Return each entry exactly, omitting nothing.

[start of RECORD SET]

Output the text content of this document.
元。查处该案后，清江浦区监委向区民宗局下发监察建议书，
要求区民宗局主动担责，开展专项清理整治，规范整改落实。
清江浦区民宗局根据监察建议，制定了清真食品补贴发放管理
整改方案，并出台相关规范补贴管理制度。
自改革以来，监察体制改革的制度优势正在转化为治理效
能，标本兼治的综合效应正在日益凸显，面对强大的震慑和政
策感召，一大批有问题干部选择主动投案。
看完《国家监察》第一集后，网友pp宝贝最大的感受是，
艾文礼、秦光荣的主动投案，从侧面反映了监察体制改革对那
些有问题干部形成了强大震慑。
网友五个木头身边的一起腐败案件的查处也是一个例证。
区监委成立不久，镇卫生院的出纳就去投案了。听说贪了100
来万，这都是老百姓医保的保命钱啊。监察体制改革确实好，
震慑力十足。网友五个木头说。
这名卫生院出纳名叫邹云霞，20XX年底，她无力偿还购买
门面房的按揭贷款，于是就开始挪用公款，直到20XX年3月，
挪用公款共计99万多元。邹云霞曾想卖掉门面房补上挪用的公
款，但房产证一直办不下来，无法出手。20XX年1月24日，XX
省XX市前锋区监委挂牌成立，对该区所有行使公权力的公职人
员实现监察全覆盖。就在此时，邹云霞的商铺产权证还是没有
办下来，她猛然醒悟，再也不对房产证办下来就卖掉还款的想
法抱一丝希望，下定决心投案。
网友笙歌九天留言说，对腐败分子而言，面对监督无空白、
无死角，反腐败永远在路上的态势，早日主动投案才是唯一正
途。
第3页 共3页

[end of RECORD SET]

# [RESPONSE TO THE EXERCISE]
Output the text content of this document.
元。查处该案后，清江浦区监委向区民宗局下发监察建议书，
要求区民宗局主动担责，开展专项清理整治，规范整改落实。
清江浦区民宗局根据监察建议，制定了清真食品补贴发放管理
整改方案，并出台相关规范补贴管理制度。
自改革以来，监察体制改革的制度优势正在转化为治理效
能，标本兼治的综合效应正在日益凸显，面对强大的震慑和政
策感召，一大批有问题干部选择主动投案。
看完《国家监察》第一集后，网友pp宝贝最大的感受是，
艾文礼、秦光荣的主动投案，从侧面反映了监察体制改革对那
些有问题干部形成了强大震慑。
网友五个木头身边的一起腐败案件的查处也是一个例证。
区监委成立不久，镇卫生院的出纳就去投案了。听说贪了100
来万，这都是老百姓医保的保命钱啊。监察体制改革确实好，
震慑力十足。网友五个木头说。
这名卫生院出纳名叫邹云霞，20XX年底，她无力偿还购买
门面房的按揭贷款，于是就开始挪用公款，直到20XX年3月，
挪用公款共计99万多元。邹云霞曾想卖掉门面房补上挪用的公
款，但房产证一直办不下来，无法出手。20XX年1月24日，XX
省XX市前锋区监委挂牌成立，对该区所有行使公权力的公职人
员实现监察全覆盖。就在此时，邹云霞的商铺产权证还是没有
办下来，她猛然醒悟，再也不对房产证办下来就卖掉还款的想
法抱一丝希望，下定决心投案。
网友笙歌九天留言说，对腐败分子而言，面对监督无空白、
无死角，反腐败永远在路上的态势，早日主动投案才是唯一正
途。
第3页 共3页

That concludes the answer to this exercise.